Document page records:
/---
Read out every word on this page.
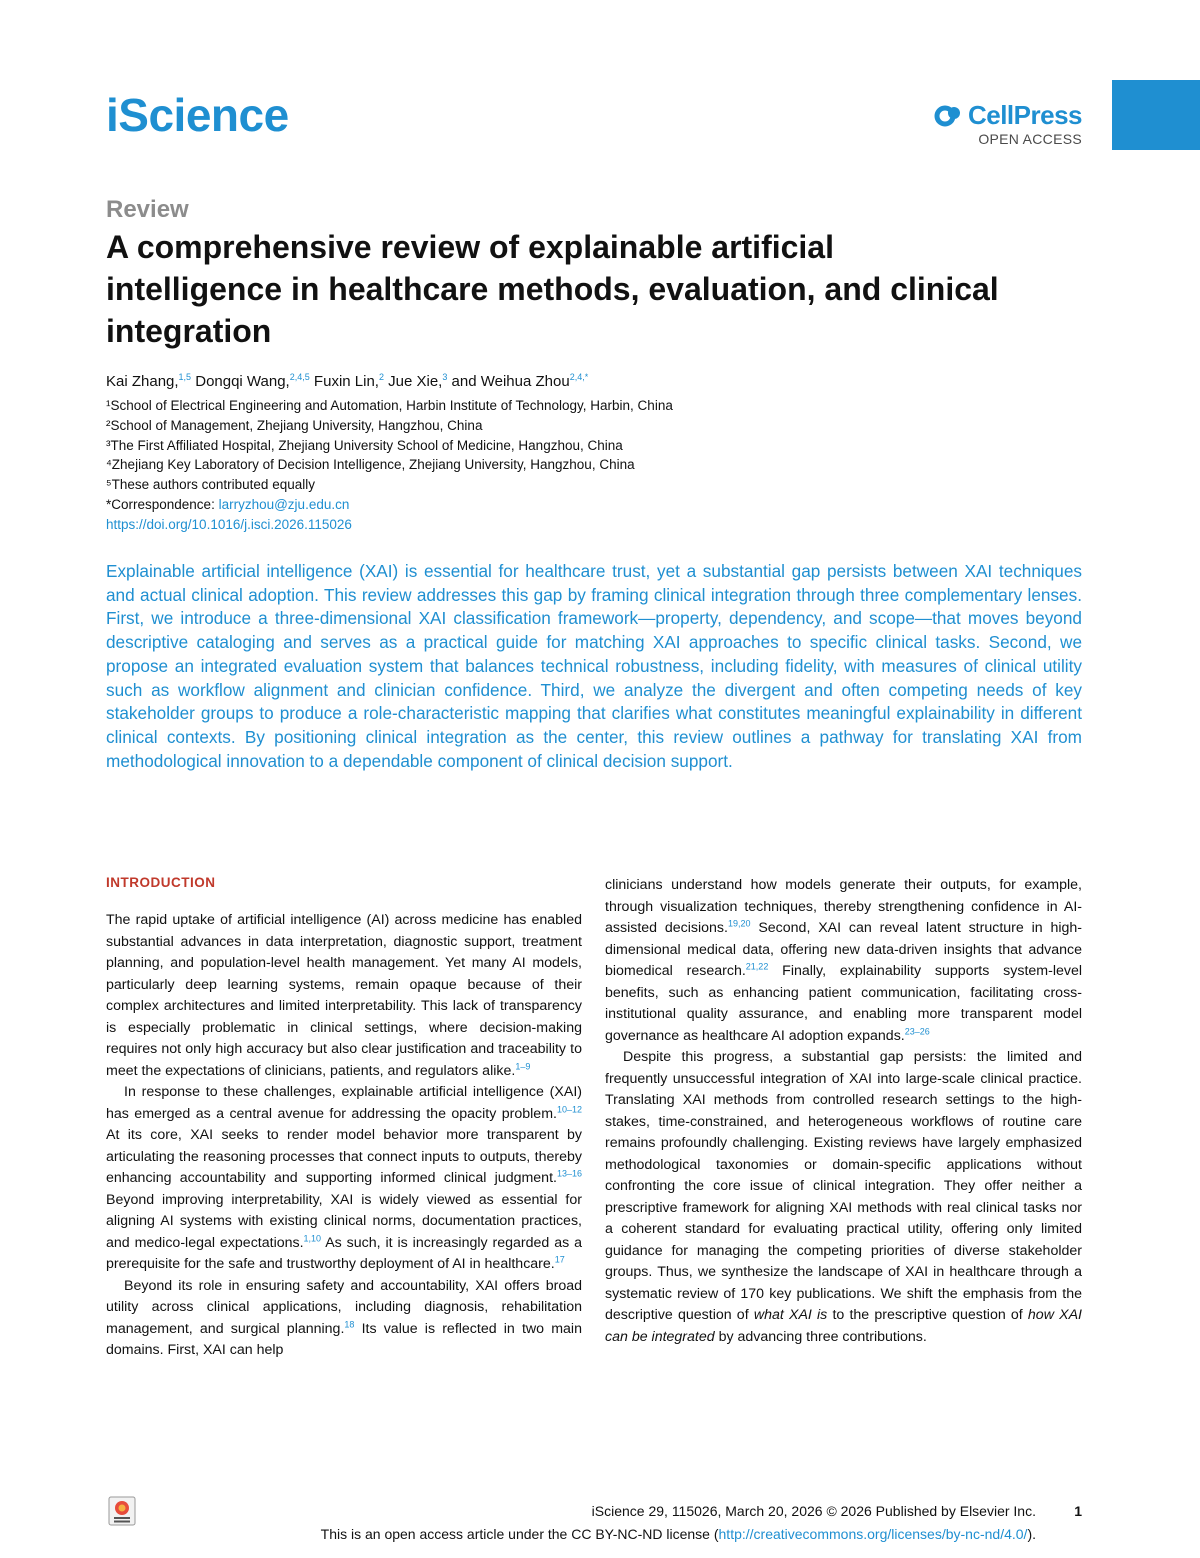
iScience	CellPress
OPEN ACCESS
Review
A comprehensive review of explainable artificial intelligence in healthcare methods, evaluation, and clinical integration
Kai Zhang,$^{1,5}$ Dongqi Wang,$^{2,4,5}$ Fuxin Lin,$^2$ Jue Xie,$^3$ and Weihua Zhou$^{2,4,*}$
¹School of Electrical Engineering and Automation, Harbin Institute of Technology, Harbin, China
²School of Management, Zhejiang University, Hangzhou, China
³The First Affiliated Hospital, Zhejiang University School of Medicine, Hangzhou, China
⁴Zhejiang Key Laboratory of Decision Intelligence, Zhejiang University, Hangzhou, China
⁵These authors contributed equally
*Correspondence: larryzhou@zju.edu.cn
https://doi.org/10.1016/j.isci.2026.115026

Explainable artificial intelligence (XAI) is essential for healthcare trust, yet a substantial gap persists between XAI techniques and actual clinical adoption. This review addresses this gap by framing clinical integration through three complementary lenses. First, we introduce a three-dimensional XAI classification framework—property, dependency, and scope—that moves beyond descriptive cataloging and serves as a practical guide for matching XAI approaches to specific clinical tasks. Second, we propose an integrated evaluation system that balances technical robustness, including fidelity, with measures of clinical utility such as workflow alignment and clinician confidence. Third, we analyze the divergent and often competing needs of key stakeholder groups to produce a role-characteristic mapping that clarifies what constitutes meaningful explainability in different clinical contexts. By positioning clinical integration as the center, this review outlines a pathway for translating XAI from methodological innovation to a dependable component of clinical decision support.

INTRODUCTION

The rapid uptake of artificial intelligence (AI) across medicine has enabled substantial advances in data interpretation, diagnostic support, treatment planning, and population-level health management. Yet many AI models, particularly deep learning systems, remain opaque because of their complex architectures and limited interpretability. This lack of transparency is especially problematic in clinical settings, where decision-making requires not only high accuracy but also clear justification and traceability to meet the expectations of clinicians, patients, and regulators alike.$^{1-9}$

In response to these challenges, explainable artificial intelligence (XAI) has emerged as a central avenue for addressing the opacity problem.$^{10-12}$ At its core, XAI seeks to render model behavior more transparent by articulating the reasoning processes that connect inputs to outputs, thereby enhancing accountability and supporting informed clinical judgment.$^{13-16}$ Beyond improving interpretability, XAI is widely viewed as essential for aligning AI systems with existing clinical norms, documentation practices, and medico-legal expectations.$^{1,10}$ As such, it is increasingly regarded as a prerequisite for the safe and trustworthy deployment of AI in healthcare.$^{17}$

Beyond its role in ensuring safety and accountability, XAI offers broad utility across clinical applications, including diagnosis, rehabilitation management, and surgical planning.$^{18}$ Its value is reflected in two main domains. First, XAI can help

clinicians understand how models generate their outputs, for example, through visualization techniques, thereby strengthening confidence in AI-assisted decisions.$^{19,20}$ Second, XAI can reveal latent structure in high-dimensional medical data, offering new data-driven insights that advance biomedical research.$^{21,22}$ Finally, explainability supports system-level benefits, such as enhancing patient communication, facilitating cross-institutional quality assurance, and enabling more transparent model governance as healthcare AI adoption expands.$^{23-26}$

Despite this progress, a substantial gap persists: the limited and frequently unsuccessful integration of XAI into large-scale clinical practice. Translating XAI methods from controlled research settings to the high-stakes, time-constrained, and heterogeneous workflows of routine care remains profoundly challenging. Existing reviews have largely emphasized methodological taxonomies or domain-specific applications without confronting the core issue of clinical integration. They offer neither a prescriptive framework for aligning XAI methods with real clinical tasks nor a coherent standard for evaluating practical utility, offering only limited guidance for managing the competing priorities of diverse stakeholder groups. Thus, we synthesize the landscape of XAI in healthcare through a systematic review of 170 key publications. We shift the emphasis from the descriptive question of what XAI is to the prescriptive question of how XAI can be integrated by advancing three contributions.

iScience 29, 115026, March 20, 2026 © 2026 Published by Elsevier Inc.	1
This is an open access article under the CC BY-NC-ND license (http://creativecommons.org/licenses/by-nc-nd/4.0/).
\---
/---
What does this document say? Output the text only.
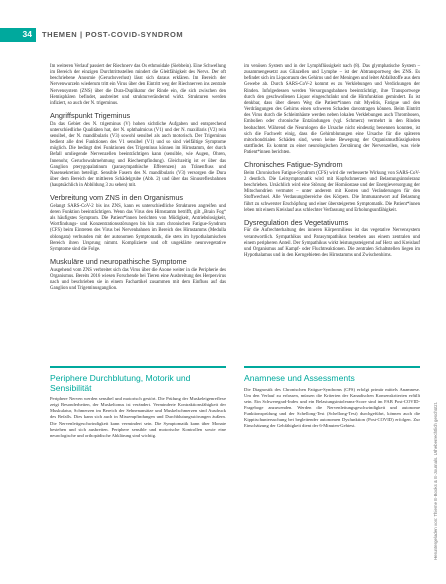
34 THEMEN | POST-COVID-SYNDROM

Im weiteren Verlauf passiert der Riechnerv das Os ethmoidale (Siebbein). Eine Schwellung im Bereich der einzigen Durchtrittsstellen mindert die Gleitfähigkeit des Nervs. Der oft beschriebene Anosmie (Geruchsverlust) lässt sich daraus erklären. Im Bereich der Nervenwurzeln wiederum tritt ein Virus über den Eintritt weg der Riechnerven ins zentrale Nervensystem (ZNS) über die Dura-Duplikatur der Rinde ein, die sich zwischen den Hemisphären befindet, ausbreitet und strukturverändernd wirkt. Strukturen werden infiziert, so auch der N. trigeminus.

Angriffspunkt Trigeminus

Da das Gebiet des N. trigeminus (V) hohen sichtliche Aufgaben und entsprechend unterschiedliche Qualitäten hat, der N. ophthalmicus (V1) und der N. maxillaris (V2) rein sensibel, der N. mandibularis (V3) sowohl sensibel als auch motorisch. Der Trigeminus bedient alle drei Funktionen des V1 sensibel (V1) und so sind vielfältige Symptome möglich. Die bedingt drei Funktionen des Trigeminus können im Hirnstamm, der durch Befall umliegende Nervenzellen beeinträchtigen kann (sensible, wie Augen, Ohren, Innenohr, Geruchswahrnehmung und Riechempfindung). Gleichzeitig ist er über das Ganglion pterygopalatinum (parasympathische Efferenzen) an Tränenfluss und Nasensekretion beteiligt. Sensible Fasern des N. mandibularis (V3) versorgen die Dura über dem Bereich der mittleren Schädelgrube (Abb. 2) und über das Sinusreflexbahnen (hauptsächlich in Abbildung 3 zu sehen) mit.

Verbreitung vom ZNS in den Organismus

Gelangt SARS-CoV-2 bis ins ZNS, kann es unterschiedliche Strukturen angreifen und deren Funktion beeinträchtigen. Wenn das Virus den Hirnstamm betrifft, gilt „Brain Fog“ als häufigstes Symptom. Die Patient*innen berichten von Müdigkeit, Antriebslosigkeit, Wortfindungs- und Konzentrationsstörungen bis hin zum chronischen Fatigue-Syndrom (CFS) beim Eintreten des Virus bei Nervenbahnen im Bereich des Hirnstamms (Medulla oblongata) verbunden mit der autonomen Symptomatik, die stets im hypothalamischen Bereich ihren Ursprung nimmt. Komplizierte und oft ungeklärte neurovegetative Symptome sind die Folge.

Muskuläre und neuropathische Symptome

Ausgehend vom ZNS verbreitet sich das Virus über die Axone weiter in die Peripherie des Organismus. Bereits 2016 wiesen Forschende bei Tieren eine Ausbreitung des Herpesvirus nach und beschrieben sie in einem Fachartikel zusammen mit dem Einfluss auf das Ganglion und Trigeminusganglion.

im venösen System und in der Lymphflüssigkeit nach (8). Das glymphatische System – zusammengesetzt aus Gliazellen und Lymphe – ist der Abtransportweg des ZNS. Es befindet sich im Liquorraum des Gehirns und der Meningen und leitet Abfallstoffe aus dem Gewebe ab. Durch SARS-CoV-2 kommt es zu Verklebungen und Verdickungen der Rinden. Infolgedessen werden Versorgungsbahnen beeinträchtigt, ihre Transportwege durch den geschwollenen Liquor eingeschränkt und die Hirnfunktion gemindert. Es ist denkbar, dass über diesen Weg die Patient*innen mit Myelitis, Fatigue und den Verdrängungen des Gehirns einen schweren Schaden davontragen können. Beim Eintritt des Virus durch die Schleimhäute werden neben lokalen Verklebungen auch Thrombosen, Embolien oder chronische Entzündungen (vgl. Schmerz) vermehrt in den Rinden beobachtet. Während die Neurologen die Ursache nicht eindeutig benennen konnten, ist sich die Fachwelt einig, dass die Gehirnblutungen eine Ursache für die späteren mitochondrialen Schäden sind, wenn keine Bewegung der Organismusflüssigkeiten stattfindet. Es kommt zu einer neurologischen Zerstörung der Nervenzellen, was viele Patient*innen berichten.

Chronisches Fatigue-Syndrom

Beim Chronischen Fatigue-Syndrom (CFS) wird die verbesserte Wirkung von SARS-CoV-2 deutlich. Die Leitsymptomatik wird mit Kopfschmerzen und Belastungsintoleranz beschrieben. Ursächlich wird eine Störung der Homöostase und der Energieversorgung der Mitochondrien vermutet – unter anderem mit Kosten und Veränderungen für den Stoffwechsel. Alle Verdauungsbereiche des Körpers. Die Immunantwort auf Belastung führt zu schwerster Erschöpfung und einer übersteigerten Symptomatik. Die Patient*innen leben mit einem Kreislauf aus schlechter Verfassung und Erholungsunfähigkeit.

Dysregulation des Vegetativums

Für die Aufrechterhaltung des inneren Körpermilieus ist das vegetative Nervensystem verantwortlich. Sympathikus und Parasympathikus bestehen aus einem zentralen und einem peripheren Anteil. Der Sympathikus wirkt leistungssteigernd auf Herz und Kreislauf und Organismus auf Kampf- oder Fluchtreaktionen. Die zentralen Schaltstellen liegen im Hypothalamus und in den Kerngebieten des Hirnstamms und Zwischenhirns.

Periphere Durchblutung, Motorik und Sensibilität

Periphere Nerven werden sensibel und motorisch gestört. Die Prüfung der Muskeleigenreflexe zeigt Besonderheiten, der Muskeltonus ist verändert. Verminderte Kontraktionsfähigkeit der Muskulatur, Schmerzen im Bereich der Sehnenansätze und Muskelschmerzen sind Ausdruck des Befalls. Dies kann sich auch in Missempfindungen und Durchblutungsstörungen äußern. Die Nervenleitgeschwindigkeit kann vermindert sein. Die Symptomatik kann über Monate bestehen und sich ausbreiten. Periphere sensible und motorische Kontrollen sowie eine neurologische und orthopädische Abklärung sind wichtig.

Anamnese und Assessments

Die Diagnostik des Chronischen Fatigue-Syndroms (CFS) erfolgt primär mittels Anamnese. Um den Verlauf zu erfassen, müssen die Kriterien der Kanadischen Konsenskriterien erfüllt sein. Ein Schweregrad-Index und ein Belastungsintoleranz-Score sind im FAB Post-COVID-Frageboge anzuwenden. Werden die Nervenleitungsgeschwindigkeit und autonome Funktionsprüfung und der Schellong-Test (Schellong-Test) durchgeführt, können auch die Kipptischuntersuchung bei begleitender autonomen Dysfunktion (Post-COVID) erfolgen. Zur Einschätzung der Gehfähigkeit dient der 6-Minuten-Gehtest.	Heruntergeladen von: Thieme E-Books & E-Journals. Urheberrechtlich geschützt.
\---
# [Work request]
Please report how many lines in the records contain the string "iScience", and write nothing besides that number.

# [Response area]
2